Records:
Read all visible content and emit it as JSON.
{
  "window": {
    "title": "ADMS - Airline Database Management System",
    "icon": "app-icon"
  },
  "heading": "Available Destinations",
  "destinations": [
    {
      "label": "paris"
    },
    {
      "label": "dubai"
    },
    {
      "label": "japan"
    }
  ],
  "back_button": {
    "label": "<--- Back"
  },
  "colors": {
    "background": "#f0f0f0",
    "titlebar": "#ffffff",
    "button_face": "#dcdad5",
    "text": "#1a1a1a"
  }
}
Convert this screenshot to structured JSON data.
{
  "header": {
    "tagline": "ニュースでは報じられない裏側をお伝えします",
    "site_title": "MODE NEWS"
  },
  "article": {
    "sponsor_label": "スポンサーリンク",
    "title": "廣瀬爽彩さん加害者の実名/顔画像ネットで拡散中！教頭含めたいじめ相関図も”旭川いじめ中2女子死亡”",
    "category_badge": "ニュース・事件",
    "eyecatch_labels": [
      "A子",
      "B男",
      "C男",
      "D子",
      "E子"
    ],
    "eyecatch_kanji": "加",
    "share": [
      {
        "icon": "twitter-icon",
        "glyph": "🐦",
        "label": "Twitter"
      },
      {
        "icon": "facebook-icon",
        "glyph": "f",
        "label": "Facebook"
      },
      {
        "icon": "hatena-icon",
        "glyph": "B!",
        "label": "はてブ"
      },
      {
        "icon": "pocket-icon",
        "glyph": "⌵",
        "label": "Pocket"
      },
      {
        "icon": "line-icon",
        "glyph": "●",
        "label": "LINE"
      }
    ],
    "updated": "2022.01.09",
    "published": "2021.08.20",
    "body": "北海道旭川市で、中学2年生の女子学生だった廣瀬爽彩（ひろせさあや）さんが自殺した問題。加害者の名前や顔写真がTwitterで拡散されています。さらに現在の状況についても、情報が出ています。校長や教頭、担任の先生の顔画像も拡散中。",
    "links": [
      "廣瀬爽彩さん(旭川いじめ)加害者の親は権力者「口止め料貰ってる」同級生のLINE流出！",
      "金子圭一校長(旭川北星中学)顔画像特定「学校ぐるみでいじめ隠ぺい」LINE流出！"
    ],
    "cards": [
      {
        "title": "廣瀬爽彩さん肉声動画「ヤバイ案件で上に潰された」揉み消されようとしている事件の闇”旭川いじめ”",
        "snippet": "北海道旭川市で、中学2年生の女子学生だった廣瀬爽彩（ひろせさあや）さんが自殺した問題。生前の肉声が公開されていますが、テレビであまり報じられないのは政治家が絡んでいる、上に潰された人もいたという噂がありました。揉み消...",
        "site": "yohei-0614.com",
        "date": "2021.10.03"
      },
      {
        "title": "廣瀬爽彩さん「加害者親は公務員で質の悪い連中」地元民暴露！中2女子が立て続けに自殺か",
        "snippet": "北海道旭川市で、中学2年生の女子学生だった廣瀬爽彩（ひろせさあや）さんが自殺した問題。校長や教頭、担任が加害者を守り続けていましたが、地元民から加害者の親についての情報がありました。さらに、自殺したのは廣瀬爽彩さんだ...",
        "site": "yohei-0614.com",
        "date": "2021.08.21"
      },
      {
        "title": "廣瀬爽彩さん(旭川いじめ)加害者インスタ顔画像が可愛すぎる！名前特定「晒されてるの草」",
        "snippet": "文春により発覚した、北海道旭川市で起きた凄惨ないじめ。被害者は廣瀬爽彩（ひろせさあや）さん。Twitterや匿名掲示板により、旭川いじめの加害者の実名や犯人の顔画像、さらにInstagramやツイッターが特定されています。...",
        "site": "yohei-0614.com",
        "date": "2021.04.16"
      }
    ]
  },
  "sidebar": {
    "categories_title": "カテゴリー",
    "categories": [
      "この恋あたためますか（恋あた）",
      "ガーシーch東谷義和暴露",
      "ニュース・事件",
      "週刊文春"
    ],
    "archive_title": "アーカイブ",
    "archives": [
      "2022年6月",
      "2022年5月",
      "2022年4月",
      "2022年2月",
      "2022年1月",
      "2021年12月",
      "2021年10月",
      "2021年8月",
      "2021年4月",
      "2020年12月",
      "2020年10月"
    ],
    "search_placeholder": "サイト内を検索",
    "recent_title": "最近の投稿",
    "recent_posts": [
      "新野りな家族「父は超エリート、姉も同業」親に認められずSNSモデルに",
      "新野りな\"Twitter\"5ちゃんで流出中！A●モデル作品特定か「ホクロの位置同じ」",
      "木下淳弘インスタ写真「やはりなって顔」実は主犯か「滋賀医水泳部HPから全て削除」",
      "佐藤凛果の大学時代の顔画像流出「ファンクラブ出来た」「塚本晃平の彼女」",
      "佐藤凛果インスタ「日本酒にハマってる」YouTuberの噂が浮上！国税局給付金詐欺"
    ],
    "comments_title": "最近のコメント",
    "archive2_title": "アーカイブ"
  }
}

• What is being asked: Show every line from the entries above in which "snippet" appears.

• Output:
        "snippet": "北海道旭川市で、中学2年生の女子学生だった廣瀬爽彩（ひろせさあや）さんが自殺した問題。生前の肉声が公開されていますが、テレビであまり報じられないのは政治家が絡んでいる、上に潰された人もいたという噂がありました。揉み消...",
        "snippet": "北海道旭川市で、中学2年生の女子学生だった廣瀬爽彩（ひろせさあや）さんが自殺した問題。校長や教頭、担任が加害者を守り続けていましたが、地元民から加害者の親についての情報がありました。さらに、自殺したのは廣瀬爽彩さんだ...",
        "snippet": "文春により発覚した、北海道旭川市で起きた凄惨ないじめ。被害者は廣瀬爽彩（ひろせさあや）さん。Twitterや匿名掲示板により、旭川いじめの加害者の実名や犯人の顔画像、さらにInstagramやツイッターが特定されています。...",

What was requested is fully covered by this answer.